● **Source records**:
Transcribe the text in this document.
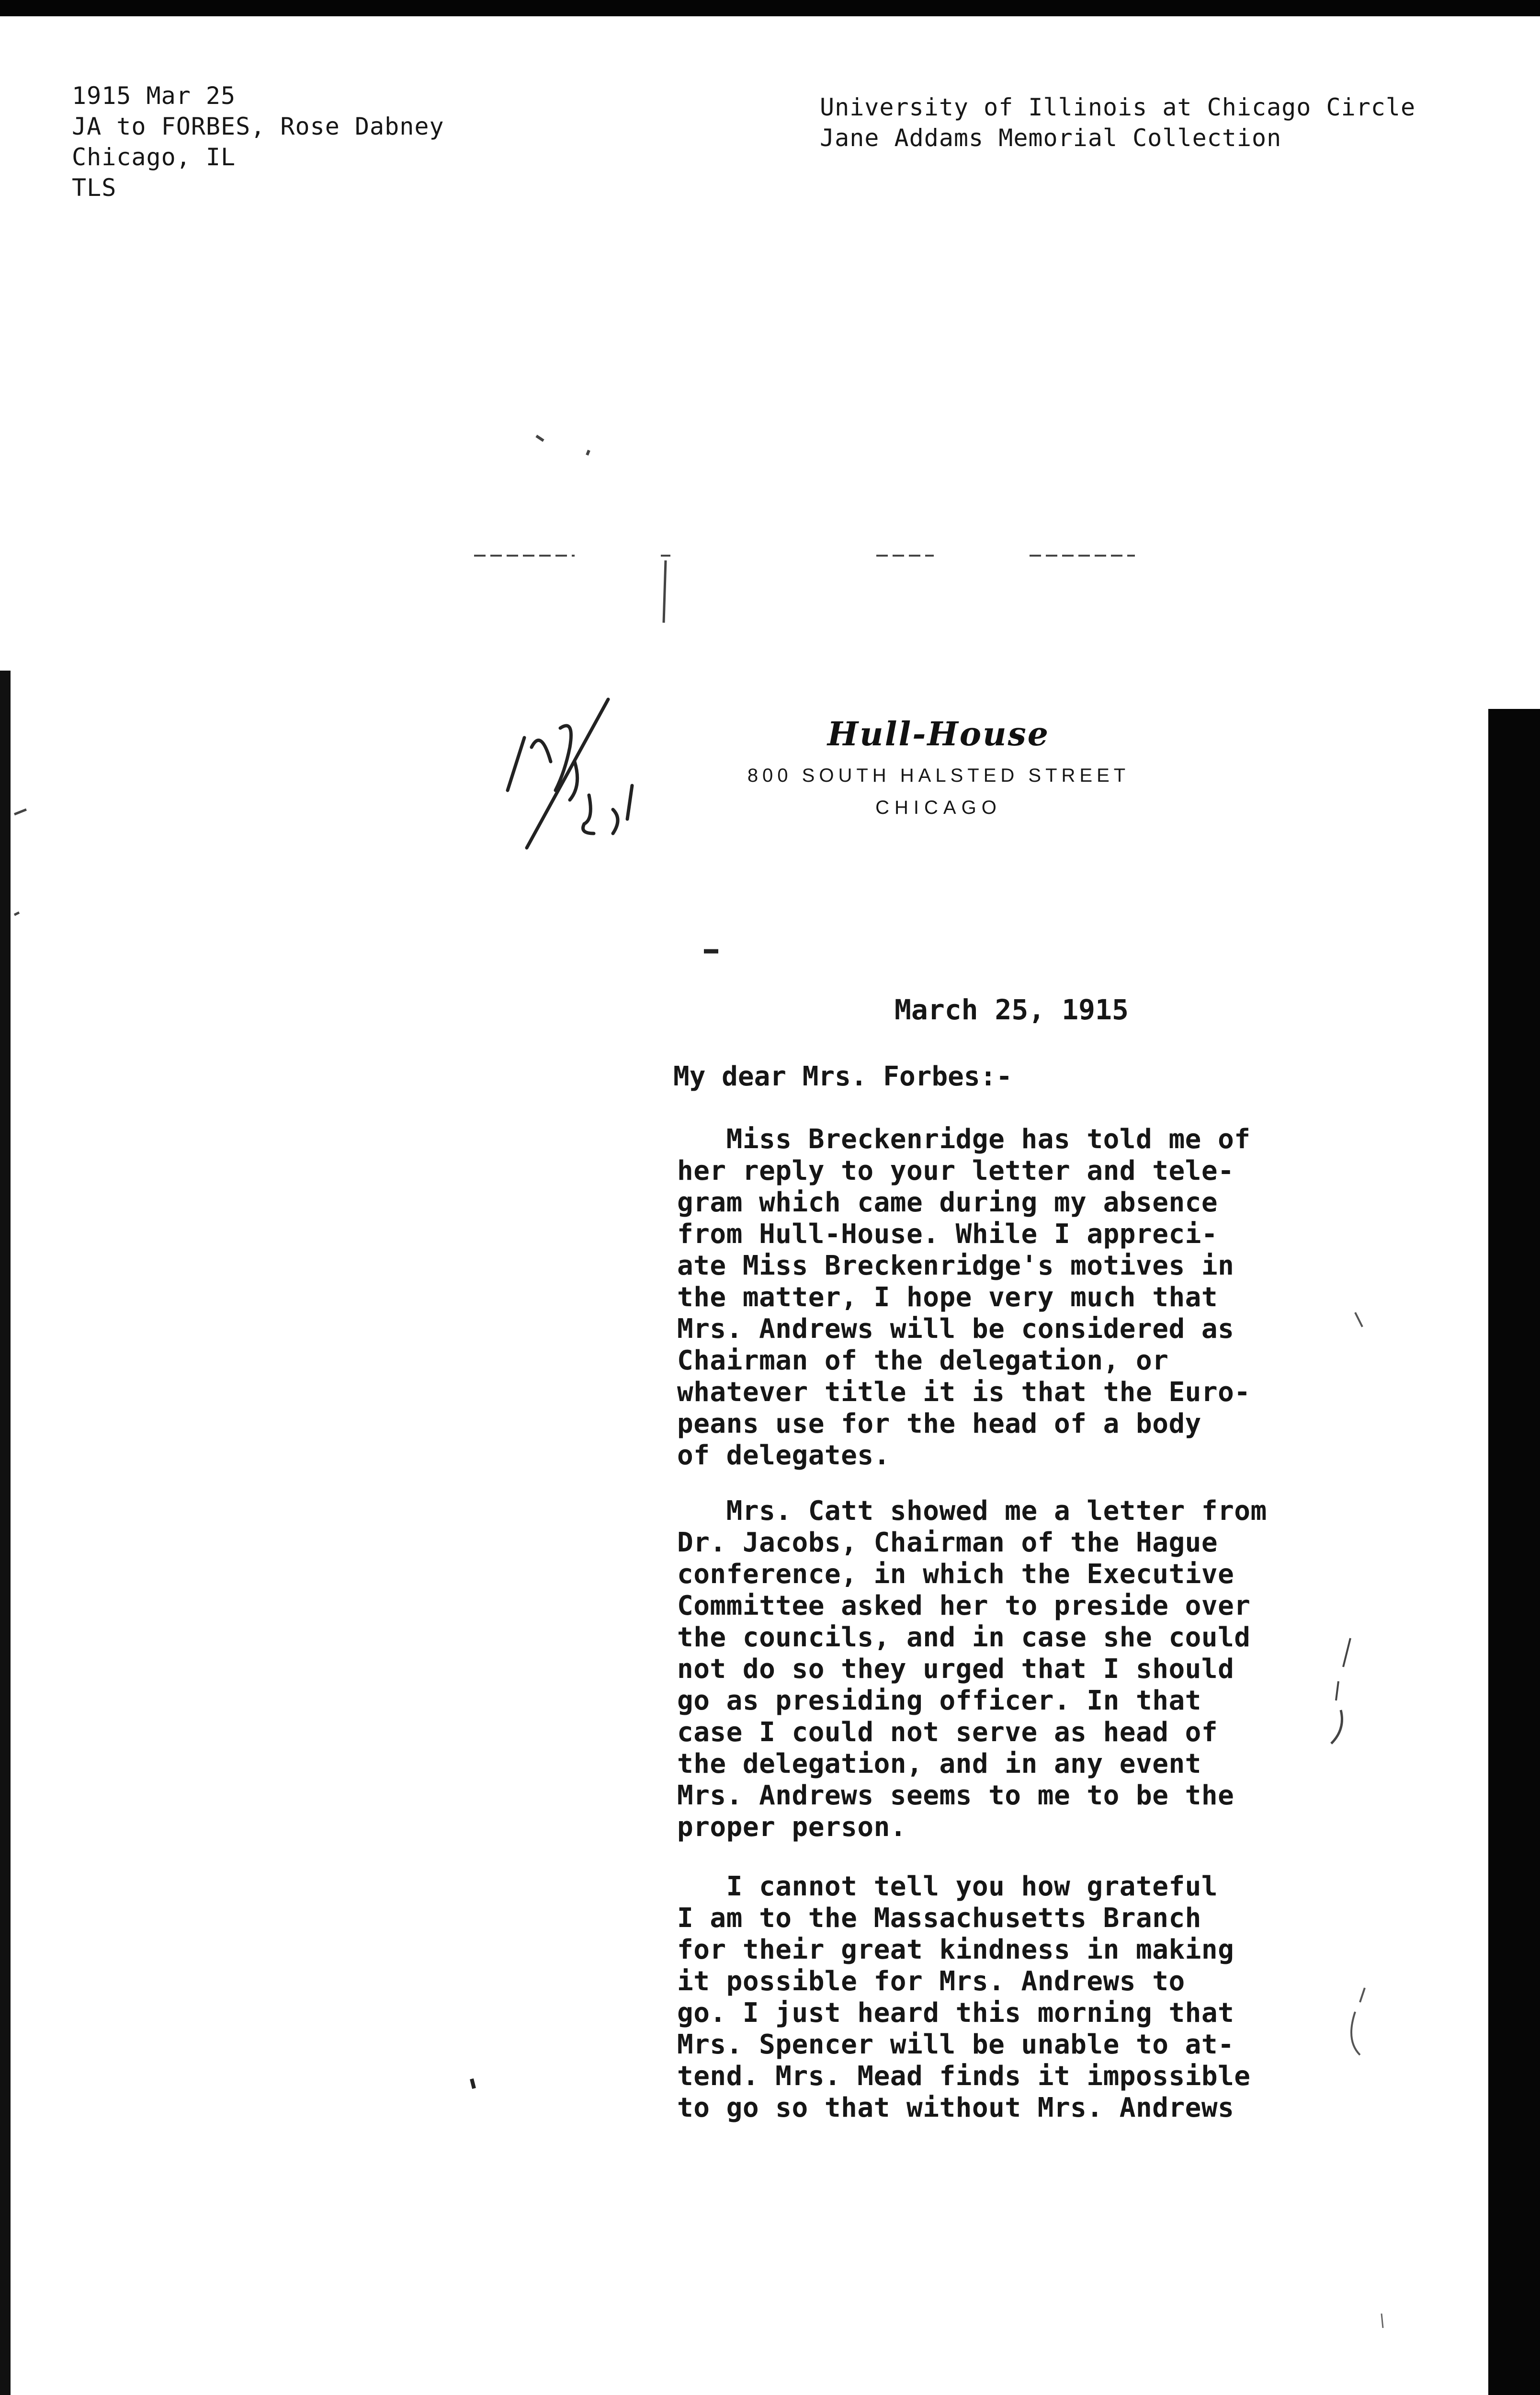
1915 Mar 25
JA to FORBES, Rose Dabney
Chicago, IL
TLS
University of Illinois at Chicago Circle
Jane Addams Memorial Collection
Hull-House
800 SOUTH HALSTED STREET
CHICAGO
March 25, 1915
My dear Mrs. Forbes:-
Miss Breckenridge has told me of
her reply to your letter and tele-
gram which came during my absence
from Hull-House. While I appreci-
ate Miss Breckenridge's motives in
the matter, I hope very much that
Mrs. Andrews will be considered as
Chairman of the delegation, or
whatever title it is that the Euro-
peans use for the head of a body
of delegates.
Mrs. Catt showed me a letter from
Dr. Jacobs, Chairman of the Hague
conference, in which the Executive
Committee asked her to preside over
the councils, and in case she could
not do so they urged that I should
go as presiding officer. In that
case I could not serve as head of
the delegation, and in any event
Mrs. Andrews seems to me to be the
proper person.
I cannot tell you how grateful
I am to the Massachusetts Branch
for their great kindness in making
it possible for Mrs. Andrews to
go. I just heard this morning that
Mrs. Spencer will be unable to at-
tend. Mrs. Mead finds it impossible
to go so that without Mrs. Andrews
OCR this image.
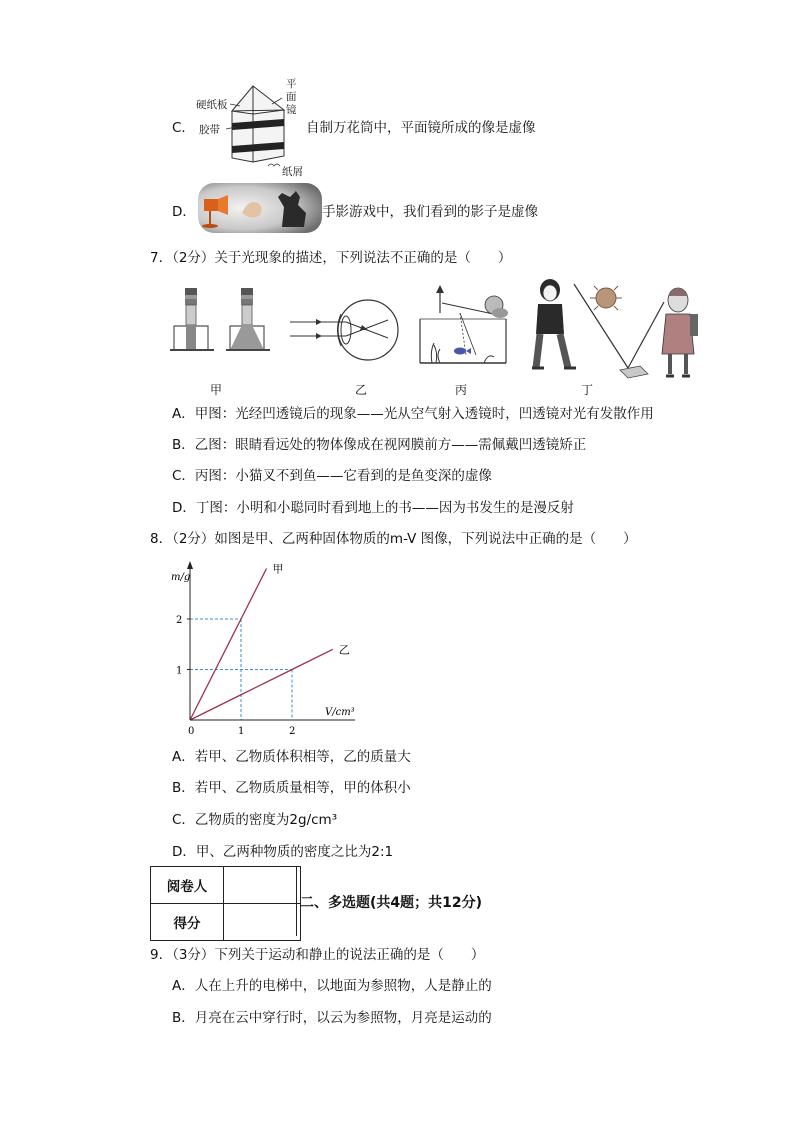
C．
平面镜
硬纸板
胶带
纸屑
自制万花筒中，平面镜所成的像是虚像
D．	手影游戏中，我们看到的影子是虚像
7．（2分）关于光现象的描述，下列说法不正确的是（　　）
甲	乙	丙	丁
A．甲图：光经凹透镜后的现象——光从空气射入透镜时，凹透镜对光有发散作用
B．乙图：眼睛看远处的物体像成在视网膜前方——需佩戴凹透镜矫正
C．丙图：小猫叉不到鱼——它看到的是鱼变深的虚像
D．丁图：小明和小聪同时看到地上的书——因为书发生的是漫反射
8．（2分）如图是甲、乙两种固体物质的m-V 图像，下列说法中正确的是（　　）
0	1	2
1
2
m/g
V/cm³
甲
乙
A．若甲、乙物质体积相等，乙的质量大
B．若甲、乙物质质量相等，甲的体积小
C．乙物质的密度为2g/cm³
D．甲、乙两种物质的密度之比为2:1
阅卷人	
得分	
二、多选题(共4题；共12分)
9．（3分）下列关于运动和静止的说法正确的是（　　）
A．人在上升的电梯中，以地面为参照物，人是静止的
B．月亮在云中穿行时，以云为参照物，月亮是运动的
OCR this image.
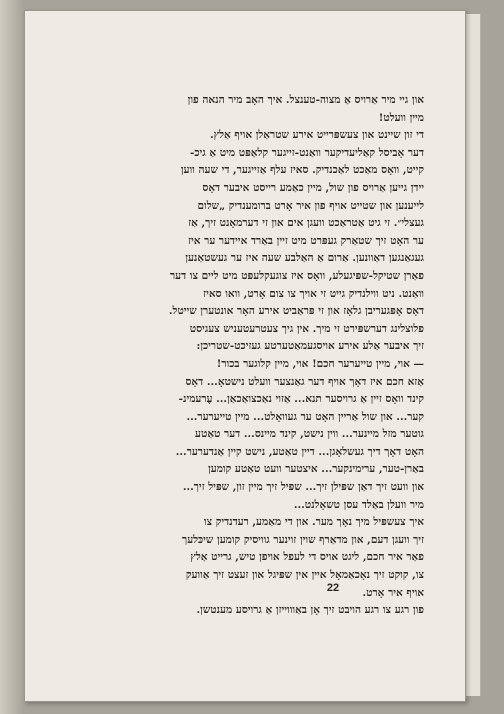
און גיי מיר אַרויס אַ מצוה-טענצל. איך האָב מיר הנאה פון
מיין וועלט!
די זון שיינט און צעשפּרייט אירע שטראַלן אויף אַלץ.
דער אָביסל קאַליעדיקער וואַנט-זייגער קלאַפּט מיט אַ גיכ-
קייט, וואָס מאַכט לאַכנדיק. סאיז עלף אַזייגער, די שעה ווען
יידן גייען אַרויס פון שול, מיין כאַמע רייסט איבער דאָס
לייענען און שטייט אויף פון איר אָרט ברומענדיק „שלום
געצלי״. זי גיט אַטראַכט וועגן אים און זי דערמאָנט זיך, אַז
ער האָט זיך שטאַרק געפּרט מיט זיין באַרד איידער ער איז
געגאַנגען דאַוונען. אַרום אַ האַלבע שעה איז ער געשטאַנען
פאַרן שטיקל-שפּיגעלע, וואָס איז צוגעקלעפּט מיט ליים צו דער
וואַנט. ניט ווילנדיק גייט זי אויך צו צום אָרט, וואו סאיז
דאָס אָפּגעריבן גלאָז און זי פּראַביט אירע האָר אונטערן שייטל.
פלוצלינג דערשפּירט זי מיך. אין גיך צעטרעטעניש צעגיסט
זיך איבער אַלע אירע אויסגעמאַטערטע געזיכט-שטריכן:
— אוי, מיין טייערער חכם! אוי, מיין קלוגער בכור!
אַזא חכם איז דאָך אויף דער גאַנצער וועלט נישטאָ... דאָס
קינד וואָס זיין אַ גרויסער תנא... אַזוי נאַכצואַכאַן... עֶרעמינ-
קער... און שול אַריין האָט ער געוואָלט... מיין טייערער...
גוטער מזל מיינער... ווין נישט, קינד מיינס... דער טאַטע
האָט דאָך דיך געשלאָגן... דיין טאַטע, נישט קיין אַנדערער...
באַרן-טער, ערימינקער... איצטער וועט טאַטע קומען
און וועט זיך דאַן שפּילן זיך... שפּיל זיך מיין זון, שפּיל זיך...
מיר וועלן באַלד עסן טשאָלנט...
איך צעשפּיל מיך נאָך מער. און די מאַמע, רעדנדיק צו
זיך וועגן דעם, און מדאַרף שוין זוינער גוויסיק קומען שיכּלעך
פאַר איר חכם, ליגט אויס די לעפל אויפן טיש, גרייט אַלץ
צו, קוקט זיך נאָכאַמאָל איין אין שפּיגל און זעצט זיך אַוועק
אויף איר אָרט.
פון רגע צו רגע הויבט זיך אָן באַוווייזן אַ גרויסע מענטשן.
22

● **Set problem**:
Counting only lines of the data above that hold "וועלט", report the total and nothing else.

● **In response**:
2